───── DATA EXTRACT
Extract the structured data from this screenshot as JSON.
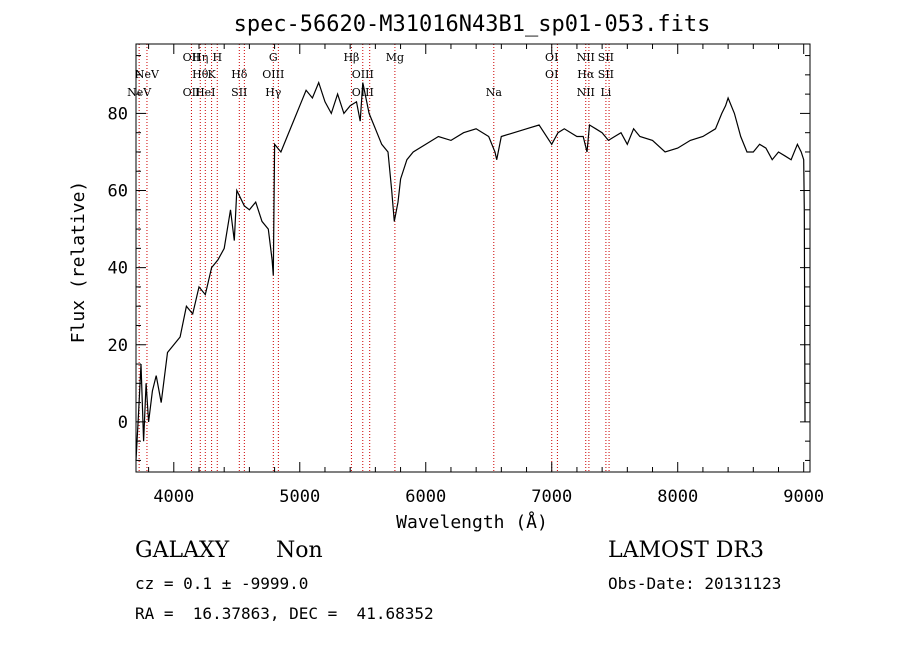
{
  "chart_data": {
    "type": "line",
    "title": "spec-56620-M31016N43B1_sp01-053.fits",
    "xlabel": "Wavelength (Å)",
    "ylabel": "Flux (relative)",
    "xlim": [
      3700,
      9050
    ],
    "ylim": [
      -13,
      98
    ],
    "xticks": [
      4000,
      5000,
      6000,
      7000,
      8000,
      9000
    ],
    "yticks": [
      0,
      20,
      40,
      60,
      80
    ],
    "series": [
      {
        "name": "spectrum",
        "x": [
          3700,
          3720,
          3740,
          3760,
          3780,
          3800,
          3830,
          3860,
          3900,
          3950,
          4000,
          4050,
          4100,
          4150,
          4200,
          4250,
          4300,
          4350,
          4400,
          4450,
          4480,
          4500,
          4530,
          4560,
          4600,
          4650,
          4700,
          4750,
          4780,
          4790,
          4800,
          4850,
          4900,
          4950,
          5000,
          5050,
          5100,
          5150,
          5200,
          5250,
          5300,
          5350,
          5400,
          5450,
          5480,
          5500,
          5550,
          5600,
          5650,
          5700,
          5730,
          5750,
          5780,
          5800,
          5850,
          5900,
          6000,
          6100,
          6200,
          6300,
          6400,
          6500,
          6550,
          6563,
          6600,
          6700,
          6800,
          6900,
          7000,
          7050,
          7100,
          7200,
          7250,
          7280,
          7300,
          7350,
          7400,
          7450,
          7500,
          7550,
          7600,
          7650,
          7700,
          7800,
          7900,
          8000,
          8100,
          8200,
          8300,
          8350,
          8380,
          8400,
          8450,
          8500,
          8550,
          8600,
          8650,
          8700,
          8750,
          8800,
          8850,
          8900,
          8950,
          8980,
          9000,
          9005,
          9010
        ],
        "y": [
          -10,
          2,
          15,
          -5,
          10,
          0,
          8,
          12,
          5,
          18,
          20,
          22,
          30,
          28,
          35,
          33,
          40,
          42,
          45,
          55,
          47,
          60,
          58,
          56,
          55,
          57,
          52,
          50,
          42,
          38,
          72,
          70,
          74,
          78,
          82,
          86,
          84,
          88,
          83,
          80,
          85,
          80,
          82,
          83,
          78,
          88,
          80,
          76,
          72,
          70,
          60,
          52,
          57,
          63,
          68,
          70,
          72,
          74,
          73,
          75,
          76,
          74,
          70,
          68,
          74,
          75,
          76,
          77,
          72,
          75,
          76,
          74,
          74,
          70,
          77,
          76,
          75,
          73,
          74,
          75,
          72,
          76,
          74,
          73,
          70,
          71,
          73,
          74,
          76,
          80,
          82,
          84,
          80,
          74,
          70,
          70,
          72,
          71,
          68,
          70,
          69,
          68,
          72,
          70,
          68,
          55,
          0
        ]
      }
    ],
    "lines": [
      {
        "x": 3725,
        "labels": [
          "NeV"
        ],
        "level": 2
      },
      {
        "x": 3787,
        "labels": [
          "NeV"
        ],
        "level": 1
      },
      {
        "x": 4140,
        "labels": [
          "OII",
          "OII"
        ],
        "level": 0,
        "level2": 2
      },
      {
        "x": 4210,
        "labels": [
          "Hη",
          "Hθ"
        ],
        "level": 0,
        "level2": 1
      },
      {
        "x": 4250,
        "labels": [
          "HeI"
        ],
        "level": 2
      },
      {
        "x": 4300,
        "labels": [
          "K"
        ],
        "level": 1
      },
      {
        "x": 4345,
        "labels": [
          "H"
        ],
        "level": 0
      },
      {
        "x": 4520,
        "labels": [
          "Hδ",
          "SII"
        ],
        "level": 1,
        "level2": 2
      },
      {
        "x": 4560,
        "labels": [],
        "level": 0
      },
      {
        "x": 4790,
        "labels": [
          "G",
          "OIII",
          "Hγ"
        ],
        "level": 0,
        "level2": 1,
        "level3": 2
      },
      {
        "x": 4830,
        "labels": [],
        "level": 0
      },
      {
        "x": 5410,
        "labels": [
          "Hβ"
        ],
        "level": 0
      },
      {
        "x": 5500,
        "labels": [
          "OIII",
          "OIII"
        ],
        "level": 1,
        "level2": 2
      },
      {
        "x": 5555,
        "labels": [],
        "level": 0
      },
      {
        "x": 5755,
        "labels": [
          "Mg"
        ],
        "level": 0
      },
      {
        "x": 6540,
        "labels": [
          "Na"
        ],
        "level": 2
      },
      {
        "x": 7000,
        "labels": [
          "OI",
          "OI"
        ],
        "level": 0,
        "level2": 1
      },
      {
        "x": 7045,
        "labels": [],
        "level": 0
      },
      {
        "x": 7270,
        "labels": [
          "NII",
          "Hα",
          "NII"
        ],
        "level": 0,
        "level2": 1,
        "level3": 2
      },
      {
        "x": 7295,
        "labels": [],
        "level": 0
      },
      {
        "x": 7430,
        "labels": [
          "SII",
          "SII",
          "Li"
        ],
        "level": 0,
        "level2": 1,
        "level3": 2
      },
      {
        "x": 7455,
        "labels": [],
        "level": 0
      }
    ]
  },
  "info": {
    "object_class": "GALAXY",
    "subclass": "Non",
    "cz": "cz = 0.1 ± -9999.0",
    "radec": "RA =  16.37863, DEC =  41.68352",
    "survey": "LAMOST DR3",
    "obs_date": "Obs-Date: 20131123"
  },
  "colors": {
    "line_marker": "#cc0000",
    "spectrum": "#000000",
    "axis": "#000000"
  }
}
──────────
▸ INSTRUCTIONS FOR THE TASK:
Return the listing above unchanged, apart from dropping its pictures.

▸ FINISHED ANSWER:
Extract the structured data from this screenshot as JSON.
{
  "chart_data": {
    "type": "line",
    "title": "spec-56620-M31016N43B1_sp01-053.fits",
    "xlabel": "Wavelength (Å)",
    "ylabel": "Flux (relative)",
    "xlim": [
      3700,
      9050
    ],
    "ylim": [
      -13,
      98
    ],
    "xticks": [
      4000,
      5000,
      6000,
      7000,
      8000,
      9000
    ],
    "yticks": [
      0,
      20,
      40,
      60,
      80
    ],
    "series": [
      {
        "name": "spectrum",
        "x": [
          3700,
          3720,
          3740,
          3760,
          3780,
          3800,
          3830,
          3860,
          3900,
          3950,
          4000,
          4050,
          4100,
          4150,
          4200,
          4250,
          4300,
          4350,
          4400,
          4450,
          4480,
          4500,
          4530,
          4560,
          4600,
          4650,
          4700,
          4750,
          4780,
          4790,
          4800,
          4850,
          4900,
          4950,
          5000,
          5050,
          5100,
          5150,
          5200,
          5250,
          5300,
          5350,
          5400,
          5450,
          5480,
          5500,
          5550,
          5600,
          5650,
          5700,
          5730,
          5750,
          5780,
          5800,
          5850,
          5900,
          6000,
          6100,
          6200,
          6300,
          6400,
          6500,
          6550,
          6563,
          6600,
          6700,
          6800,
          6900,
          7000,
          7050,
          7100,
          7200,
          7250,
          7280,
          7300,
          7350,
          7400,
          7450,
          7500,
          7550,
          7600,
          7650,
          7700,
          7800,
          7900,
          8000,
          8100,
          8200,
          8300,
          8350,
          8380,
          8400,
          8450,
          8500,
          8550,
          8600,
          8650,
          8700,
          8750,
          8800,
          8850,
          8900,
          8950,
          8980,
          9000,
          9005,
          9010
        ],
        "y": [
          -10,
          2,
          15,
          -5,
          10,
          0,
          8,
          12,
          5,
          18,
          20,
          22,
          30,
          28,
          35,
          33,
          40,
          42,
          45,
          55,
          47,
          60,
          58,
          56,
          55,
          57,
          52,
          50,
          42,
          38,
          72,
          70,
          74,
          78,
          82,
          86,
          84,
          88,
          83,
          80,
          85,
          80,
          82,
          83,
          78,
          88,
          80,
          76,
          72,
          70,
          60,
          52,
          57,
          63,
          68,
          70,
          72,
          74,
          73,
          75,
          76,
          74,
          70,
          68,
          74,
          75,
          76,
          77,
          72,
          75,
          76,
          74,
          74,
          70,
          77,
          76,
          75,
          73,
          74,
          75,
          72,
          76,
          74,
          73,
          70,
          71,
          73,
          74,
          76,
          80,
          82,
          84,
          80,
          74,
          70,
          70,
          72,
          71,
          68,
          70,
          69,
          68,
          72,
          70,
          68,
          55,
          0
        ]
      }
    ],
    "lines": [
      {
        "x": 3725,
        "labels": [
          "NeV"
        ],
        "level": 2
      },
      {
        "x": 3787,
        "labels": [
          "NeV"
        ],
        "level": 1
      },
      {
        "x": 4140,
        "labels": [
          "OII",
          "OII"
        ],
        "level": 0,
        "level2": 2
      },
      {
        "x": 4210,
        "labels": [
          "Hη",
          "Hθ"
        ],
        "level": 0,
        "level2": 1
      },
      {
        "x": 4250,
        "labels": [
          "HeI"
        ],
        "level": 2
      },
      {
        "x": 4300,
        "labels": [
          "K"
        ],
        "level": 1
      },
      {
        "x": 4345,
        "labels": [
          "H"
        ],
        "level": 0
      },
      {
        "x": 4520,
        "labels": [
          "Hδ",
          "SII"
        ],
        "level": 1,
        "level2": 2
      },
      {
        "x": 4560,
        "labels": [],
        "level": 0
      },
      {
        "x": 4790,
        "labels": [
          "G",
          "OIII",
          "Hγ"
        ],
        "level": 0,
        "level2": 1,
        "level3": 2
      },
      {
        "x": 4830,
        "labels": [],
        "level": 0
      },
      {
        "x": 5410,
        "labels": [
          "Hβ"
        ],
        "level": 0
      },
      {
        "x": 5500,
        "labels": [
          "OIII",
          "OIII"
        ],
        "level": 1,
        "level2": 2
      },
      {
        "x": 5555,
        "labels": [],
        "level": 0
      },
      {
        "x": 5755,
        "labels": [
          "Mg"
        ],
        "level": 0
      },
      {
        "x": 6540,
        "labels": [
          "Na"
        ],
        "level": 2
      },
      {
        "x": 7000,
        "labels": [
          "OI",
          "OI"
        ],
        "level": 0,
        "level2": 1
      },
      {
        "x": 7045,
        "labels": [],
        "level": 0
      },
      {
        "x": 7270,
        "labels": [
          "NII",
          "Hα",
          "NII"
        ],
        "level": 0,
        "level2": 1,
        "level3": 2
      },
      {
        "x": 7295,
        "labels": [],
        "level": 0
      },
      {
        "x": 7430,
        "labels": [
          "SII",
          "SII",
          "Li"
        ],
        "level": 0,
        "level2": 1,
        "level3": 2
      },
      {
        "x": 7455,
        "labels": [],
        "level": 0
      }
    ]
  },
  "info": {
    "object_class": "GALAXY",
    "subclass": "Non",
    "cz": "cz = 0.1 ± -9999.0",
    "radec": "RA =  16.37863, DEC =  41.68352",
    "survey": "LAMOST DR3",
    "obs_date": "Obs-Date: 20131123"
  },
  "colors": {
    "line_marker": "#cc0000",
    "spectrum": "#000000",
    "axis": "#000000"
  }
}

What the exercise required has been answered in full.